> _What is required_: Go through the material and pull out every line with the string "Rozm" in it.

> _Record excerpts_:
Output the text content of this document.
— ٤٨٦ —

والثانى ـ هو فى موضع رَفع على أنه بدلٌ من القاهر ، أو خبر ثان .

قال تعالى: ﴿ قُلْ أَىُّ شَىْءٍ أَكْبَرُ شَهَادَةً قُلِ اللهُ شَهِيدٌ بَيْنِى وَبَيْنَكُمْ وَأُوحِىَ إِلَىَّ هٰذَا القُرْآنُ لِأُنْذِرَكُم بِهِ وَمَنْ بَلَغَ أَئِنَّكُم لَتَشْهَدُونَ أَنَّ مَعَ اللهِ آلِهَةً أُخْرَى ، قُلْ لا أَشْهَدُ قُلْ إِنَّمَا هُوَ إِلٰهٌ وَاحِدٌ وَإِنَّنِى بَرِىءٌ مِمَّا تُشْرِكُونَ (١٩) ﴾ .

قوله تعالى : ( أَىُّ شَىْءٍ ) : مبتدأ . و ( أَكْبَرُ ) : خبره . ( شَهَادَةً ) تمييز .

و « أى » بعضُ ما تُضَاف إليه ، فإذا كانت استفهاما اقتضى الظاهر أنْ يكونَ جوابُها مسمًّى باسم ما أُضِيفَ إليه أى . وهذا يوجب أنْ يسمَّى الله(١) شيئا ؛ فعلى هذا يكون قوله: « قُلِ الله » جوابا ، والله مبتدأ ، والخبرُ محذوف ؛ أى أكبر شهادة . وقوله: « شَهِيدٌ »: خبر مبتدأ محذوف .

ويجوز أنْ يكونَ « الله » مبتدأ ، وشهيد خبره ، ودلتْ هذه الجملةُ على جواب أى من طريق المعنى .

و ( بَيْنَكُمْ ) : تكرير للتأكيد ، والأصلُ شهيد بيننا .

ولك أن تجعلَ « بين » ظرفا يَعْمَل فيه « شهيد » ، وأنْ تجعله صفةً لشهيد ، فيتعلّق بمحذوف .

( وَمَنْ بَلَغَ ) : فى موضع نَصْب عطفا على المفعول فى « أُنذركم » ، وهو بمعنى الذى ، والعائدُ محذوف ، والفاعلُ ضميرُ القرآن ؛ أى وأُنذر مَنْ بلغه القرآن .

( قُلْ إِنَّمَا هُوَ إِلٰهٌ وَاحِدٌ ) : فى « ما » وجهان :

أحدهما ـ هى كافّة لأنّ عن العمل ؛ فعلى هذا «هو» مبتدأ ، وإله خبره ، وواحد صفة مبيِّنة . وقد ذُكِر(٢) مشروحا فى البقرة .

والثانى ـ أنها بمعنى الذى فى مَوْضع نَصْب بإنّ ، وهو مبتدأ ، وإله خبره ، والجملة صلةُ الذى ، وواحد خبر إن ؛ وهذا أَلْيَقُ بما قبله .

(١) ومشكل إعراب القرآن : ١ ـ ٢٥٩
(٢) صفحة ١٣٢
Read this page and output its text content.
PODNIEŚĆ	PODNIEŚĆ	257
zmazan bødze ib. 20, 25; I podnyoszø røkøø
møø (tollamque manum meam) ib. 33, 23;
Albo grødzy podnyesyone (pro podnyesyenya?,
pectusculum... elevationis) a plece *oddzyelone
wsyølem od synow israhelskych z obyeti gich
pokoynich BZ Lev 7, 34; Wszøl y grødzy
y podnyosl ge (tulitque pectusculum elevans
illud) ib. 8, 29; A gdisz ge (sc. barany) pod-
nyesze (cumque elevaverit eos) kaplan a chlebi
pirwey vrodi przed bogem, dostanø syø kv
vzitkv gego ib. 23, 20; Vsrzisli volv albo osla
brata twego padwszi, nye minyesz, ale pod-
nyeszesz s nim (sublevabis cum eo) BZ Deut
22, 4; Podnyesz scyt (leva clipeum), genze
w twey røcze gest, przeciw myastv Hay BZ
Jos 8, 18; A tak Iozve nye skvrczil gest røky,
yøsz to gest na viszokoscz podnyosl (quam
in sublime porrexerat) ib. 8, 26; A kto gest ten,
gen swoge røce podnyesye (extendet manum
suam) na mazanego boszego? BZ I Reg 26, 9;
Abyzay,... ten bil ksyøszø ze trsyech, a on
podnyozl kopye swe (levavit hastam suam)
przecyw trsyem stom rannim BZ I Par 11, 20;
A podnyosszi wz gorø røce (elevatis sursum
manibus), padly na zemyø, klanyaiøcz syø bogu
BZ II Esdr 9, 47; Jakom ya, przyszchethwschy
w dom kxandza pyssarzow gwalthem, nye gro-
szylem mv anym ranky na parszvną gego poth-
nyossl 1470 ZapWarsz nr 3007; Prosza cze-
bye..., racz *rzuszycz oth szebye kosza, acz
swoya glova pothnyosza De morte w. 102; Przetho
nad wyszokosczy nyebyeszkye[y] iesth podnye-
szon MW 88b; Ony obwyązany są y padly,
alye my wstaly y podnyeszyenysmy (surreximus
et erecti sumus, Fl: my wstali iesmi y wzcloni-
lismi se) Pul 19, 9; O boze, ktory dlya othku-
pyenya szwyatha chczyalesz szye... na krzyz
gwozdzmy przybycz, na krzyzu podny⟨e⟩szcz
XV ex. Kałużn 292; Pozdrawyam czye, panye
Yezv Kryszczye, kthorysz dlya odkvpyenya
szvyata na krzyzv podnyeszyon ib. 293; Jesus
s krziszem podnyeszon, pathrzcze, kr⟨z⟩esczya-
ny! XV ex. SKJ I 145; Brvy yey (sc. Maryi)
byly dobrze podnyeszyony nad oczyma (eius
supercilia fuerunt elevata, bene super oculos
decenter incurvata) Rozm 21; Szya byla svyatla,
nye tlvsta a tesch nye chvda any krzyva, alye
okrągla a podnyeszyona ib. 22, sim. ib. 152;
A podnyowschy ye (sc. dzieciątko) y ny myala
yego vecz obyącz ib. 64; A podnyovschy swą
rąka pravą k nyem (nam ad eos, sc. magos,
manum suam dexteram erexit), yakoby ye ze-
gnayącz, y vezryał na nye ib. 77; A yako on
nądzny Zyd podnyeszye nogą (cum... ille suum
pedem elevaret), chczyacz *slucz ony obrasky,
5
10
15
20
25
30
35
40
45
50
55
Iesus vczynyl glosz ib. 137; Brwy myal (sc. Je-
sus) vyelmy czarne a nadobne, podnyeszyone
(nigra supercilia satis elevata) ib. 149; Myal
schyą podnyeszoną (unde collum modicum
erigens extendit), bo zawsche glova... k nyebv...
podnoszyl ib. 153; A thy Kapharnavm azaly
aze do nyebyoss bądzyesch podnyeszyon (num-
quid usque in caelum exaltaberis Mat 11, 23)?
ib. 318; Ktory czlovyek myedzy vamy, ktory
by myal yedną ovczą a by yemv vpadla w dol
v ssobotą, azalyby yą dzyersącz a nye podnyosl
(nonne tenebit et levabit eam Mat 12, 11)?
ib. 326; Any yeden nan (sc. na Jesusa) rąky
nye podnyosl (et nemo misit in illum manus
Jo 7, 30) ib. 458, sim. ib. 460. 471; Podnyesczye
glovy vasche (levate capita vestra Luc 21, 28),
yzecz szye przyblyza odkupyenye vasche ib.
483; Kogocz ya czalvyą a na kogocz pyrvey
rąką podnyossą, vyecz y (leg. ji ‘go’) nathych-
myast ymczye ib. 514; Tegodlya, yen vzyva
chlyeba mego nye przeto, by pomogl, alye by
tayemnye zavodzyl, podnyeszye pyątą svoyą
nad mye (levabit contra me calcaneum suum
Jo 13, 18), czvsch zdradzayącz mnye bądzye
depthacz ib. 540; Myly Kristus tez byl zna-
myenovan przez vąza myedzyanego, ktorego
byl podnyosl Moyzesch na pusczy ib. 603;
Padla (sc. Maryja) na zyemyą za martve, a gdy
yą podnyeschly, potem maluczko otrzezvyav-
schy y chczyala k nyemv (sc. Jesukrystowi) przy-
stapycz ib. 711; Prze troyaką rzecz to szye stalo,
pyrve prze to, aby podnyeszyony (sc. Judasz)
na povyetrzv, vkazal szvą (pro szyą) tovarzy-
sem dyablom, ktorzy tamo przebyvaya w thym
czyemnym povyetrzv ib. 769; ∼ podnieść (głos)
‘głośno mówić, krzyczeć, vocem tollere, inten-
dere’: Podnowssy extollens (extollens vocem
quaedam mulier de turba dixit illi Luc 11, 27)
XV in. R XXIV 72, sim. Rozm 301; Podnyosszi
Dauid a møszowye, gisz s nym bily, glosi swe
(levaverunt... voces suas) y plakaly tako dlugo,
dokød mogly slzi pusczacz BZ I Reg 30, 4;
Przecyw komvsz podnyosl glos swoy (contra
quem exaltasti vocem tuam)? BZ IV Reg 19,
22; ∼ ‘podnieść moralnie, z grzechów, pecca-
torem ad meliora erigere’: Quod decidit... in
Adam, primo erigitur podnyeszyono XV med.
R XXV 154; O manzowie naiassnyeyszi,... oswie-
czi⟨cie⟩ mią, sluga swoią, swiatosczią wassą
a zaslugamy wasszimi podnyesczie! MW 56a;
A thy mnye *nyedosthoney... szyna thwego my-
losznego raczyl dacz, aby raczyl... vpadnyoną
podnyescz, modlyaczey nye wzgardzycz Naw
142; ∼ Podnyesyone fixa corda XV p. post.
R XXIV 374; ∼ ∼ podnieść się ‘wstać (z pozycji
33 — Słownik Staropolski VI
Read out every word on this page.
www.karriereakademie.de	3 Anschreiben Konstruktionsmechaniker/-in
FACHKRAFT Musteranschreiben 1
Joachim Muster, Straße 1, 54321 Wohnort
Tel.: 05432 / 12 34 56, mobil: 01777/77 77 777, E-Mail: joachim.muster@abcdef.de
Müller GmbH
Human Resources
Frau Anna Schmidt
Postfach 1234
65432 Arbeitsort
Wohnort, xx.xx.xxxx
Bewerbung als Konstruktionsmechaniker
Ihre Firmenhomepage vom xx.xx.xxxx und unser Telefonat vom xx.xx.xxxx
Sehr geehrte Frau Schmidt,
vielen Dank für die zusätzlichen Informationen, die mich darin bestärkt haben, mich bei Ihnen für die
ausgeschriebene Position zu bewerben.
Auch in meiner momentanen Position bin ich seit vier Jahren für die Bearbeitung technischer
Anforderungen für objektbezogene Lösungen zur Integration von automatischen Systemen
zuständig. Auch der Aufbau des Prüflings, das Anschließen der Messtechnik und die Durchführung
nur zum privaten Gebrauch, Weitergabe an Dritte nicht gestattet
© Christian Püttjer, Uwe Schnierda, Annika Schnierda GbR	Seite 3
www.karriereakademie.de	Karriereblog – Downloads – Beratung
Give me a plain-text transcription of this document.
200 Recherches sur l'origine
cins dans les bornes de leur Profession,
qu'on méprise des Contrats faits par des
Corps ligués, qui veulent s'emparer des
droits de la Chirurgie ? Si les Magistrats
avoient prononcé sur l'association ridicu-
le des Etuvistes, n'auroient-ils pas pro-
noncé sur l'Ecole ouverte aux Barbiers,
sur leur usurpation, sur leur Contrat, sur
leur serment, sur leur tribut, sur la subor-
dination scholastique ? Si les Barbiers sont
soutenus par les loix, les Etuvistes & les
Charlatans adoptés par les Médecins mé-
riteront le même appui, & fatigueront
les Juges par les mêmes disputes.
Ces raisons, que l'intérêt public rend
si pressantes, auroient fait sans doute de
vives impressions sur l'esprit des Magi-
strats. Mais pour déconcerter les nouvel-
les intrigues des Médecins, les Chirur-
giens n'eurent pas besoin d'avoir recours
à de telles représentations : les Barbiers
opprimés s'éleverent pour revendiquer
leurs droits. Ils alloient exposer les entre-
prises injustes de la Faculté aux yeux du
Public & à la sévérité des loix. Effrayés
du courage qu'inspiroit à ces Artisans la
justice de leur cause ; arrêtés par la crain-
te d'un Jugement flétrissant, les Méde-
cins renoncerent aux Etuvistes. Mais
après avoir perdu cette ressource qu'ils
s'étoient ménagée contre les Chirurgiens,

> _Finished exercise_:
decenter incurvata) Rozm 21; Szya byla svyatla,
XV in. R XXIV 72, sim. Rozm 301; Podnyosszi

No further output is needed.